---------- Data for this task

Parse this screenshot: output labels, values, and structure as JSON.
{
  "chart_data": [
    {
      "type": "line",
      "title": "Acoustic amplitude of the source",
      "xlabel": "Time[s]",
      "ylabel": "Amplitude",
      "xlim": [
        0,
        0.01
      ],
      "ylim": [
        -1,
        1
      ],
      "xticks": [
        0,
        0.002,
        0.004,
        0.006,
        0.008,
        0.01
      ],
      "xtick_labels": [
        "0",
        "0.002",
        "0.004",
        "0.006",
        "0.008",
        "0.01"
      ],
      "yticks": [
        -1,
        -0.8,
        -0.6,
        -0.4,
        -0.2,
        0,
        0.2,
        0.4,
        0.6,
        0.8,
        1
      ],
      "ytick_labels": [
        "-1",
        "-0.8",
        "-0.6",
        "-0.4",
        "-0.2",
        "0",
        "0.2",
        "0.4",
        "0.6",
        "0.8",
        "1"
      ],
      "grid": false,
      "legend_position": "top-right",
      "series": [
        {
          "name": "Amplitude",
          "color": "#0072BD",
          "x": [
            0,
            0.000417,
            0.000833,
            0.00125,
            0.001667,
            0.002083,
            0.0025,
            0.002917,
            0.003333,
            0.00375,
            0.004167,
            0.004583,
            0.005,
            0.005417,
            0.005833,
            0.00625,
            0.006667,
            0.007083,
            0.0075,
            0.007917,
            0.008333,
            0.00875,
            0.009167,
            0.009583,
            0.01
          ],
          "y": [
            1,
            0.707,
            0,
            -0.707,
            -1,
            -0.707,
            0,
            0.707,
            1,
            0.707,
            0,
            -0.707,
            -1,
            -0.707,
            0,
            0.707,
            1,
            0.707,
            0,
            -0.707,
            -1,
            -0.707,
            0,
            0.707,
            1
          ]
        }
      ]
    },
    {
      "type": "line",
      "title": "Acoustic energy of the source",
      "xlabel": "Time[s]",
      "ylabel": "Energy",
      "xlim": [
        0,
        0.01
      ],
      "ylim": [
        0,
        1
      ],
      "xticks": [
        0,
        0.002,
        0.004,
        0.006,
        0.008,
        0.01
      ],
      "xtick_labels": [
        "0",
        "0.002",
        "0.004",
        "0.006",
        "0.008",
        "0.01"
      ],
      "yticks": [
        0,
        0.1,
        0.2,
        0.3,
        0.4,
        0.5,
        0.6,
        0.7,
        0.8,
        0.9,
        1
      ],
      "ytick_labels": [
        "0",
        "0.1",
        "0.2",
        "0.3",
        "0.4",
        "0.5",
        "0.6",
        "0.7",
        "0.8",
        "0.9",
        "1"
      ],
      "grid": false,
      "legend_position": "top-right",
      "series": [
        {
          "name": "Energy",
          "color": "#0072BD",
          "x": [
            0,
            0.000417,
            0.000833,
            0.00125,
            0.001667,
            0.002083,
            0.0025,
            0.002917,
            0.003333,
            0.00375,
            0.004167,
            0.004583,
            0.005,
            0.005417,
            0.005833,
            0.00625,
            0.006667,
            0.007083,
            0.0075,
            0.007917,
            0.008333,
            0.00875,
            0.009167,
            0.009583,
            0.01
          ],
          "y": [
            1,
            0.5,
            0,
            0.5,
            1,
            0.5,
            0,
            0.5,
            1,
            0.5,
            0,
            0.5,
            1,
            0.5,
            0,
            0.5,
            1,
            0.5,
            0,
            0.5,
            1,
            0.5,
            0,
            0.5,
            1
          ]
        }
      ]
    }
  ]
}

--------------------

● Exercise prompt: Here, the records must be output exactly and in full.

● Solution to this task:
Parse this screenshot: output labels, values, and structure as JSON.
{
  "chart_data": [
    {
      "type": "line",
      "title": "Acoustic amplitude of the source",
      "xlabel": "Time[s]",
      "ylabel": "Amplitude",
      "xlim": [
        0,
        0.01
      ],
      "ylim": [
        -1,
        1
      ],
      "xticks": [
        0,
        0.002,
        0.004,
        0.006,
        0.008,
        0.01
      ],
      "xtick_labels": [
        "0",
        "0.002",
        "0.004",
        "0.006",
        "0.008",
        "0.01"
      ],
      "yticks": [
        -1,
        -0.8,
        -0.6,
        -0.4,
        -0.2,
        0,
        0.2,
        0.4,
        0.6,
        0.8,
        1
      ],
      "ytick_labels": [
        "-1",
        "-0.8",
        "-0.6",
        "-0.4",
        "-0.2",
        "0",
        "0.2",
        "0.4",
        "0.6",
        "0.8",
        "1"
      ],
      "grid": false,
      "legend_position": "top-right",
      "series": [
        {
          "name": "Amplitude",
          "color": "#0072BD",
          "x": [
            0,
            0.000417,
            0.000833,
            0.00125,
            0.001667,
            0.002083,
            0.0025,
            0.002917,
            0.003333,
            0.00375,
            0.004167,
            0.004583,
            0.005,
            0.005417,
            0.005833,
            0.00625,
            0.006667,
            0.007083,
            0.0075,
            0.007917,
            0.008333,
            0.00875,
            0.009167,
            0.009583,
            0.01
          ],
          "y": [
            1,
            0.707,
            0,
            -0.707,
            -1,
            -0.707,
            0,
            0.707,
            1,
            0.707,
            0,
            -0.707,
            -1,
            -0.707,
            0,
            0.707,
            1,
            0.707,
            0,
            -0.707,
            -1,
            -0.707,
            0,
            0.707,
            1
          ]
        }
      ]
    },
    {
      "type": "line",
      "title": "Acoustic energy of the source",
      "xlabel": "Time[s]",
      "ylabel": "Energy",
      "xlim": [
        0,
        0.01
      ],
      "ylim": [
        0,
        1
      ],
      "xticks": [
        0,
        0.002,
        0.004,
        0.006,
        0.008,
        0.01
      ],
      "xtick_labels": [
        "0",
        "0.002",
        "0.004",
        "0.006",
        "0.008",
        "0.01"
      ],
      "yticks": [
        0,
        0.1,
        0.2,
        0.3,
        0.4,
        0.5,
        0.6,
        0.7,
        0.8,
        0.9,
        1
      ],
      "ytick_labels": [
        "0",
        "0.1",
        "0.2",
        "0.3",
        "0.4",
        "0.5",
        "0.6",
        "0.7",
        "0.8",
        "0.9",
        "1"
      ],
      "grid": false,
      "legend_position": "top-right",
      "series": [
        {
          "name": "Energy",
          "color": "#0072BD",
          "x": [
            0,
            0.000417,
            0.000833,
            0.00125,
            0.001667,
            0.002083,
            0.0025,
            0.002917,
            0.003333,
            0.00375,
            0.004167,
            0.004583,
            0.005,
            0.005417,
            0.005833,
            0.00625,
            0.006667,
            0.007083,
            0.0075,
            0.007917,
            0.008333,
            0.00875,
            0.009167,
            0.009583,
            0.01
          ],
          "y": [
            1,
            0.5,
            0,
            0.5,
            1,
            0.5,
            0,
            0.5,
            1,
            0.5,
            0,
            0.5,
            1,
            0.5,
            0,
            0.5,
            1,
            0.5,
            0,
            0.5,
            1,
            0.5,
            0,
            0.5,
            1
          ]
        }
      ]
    }
  ]
}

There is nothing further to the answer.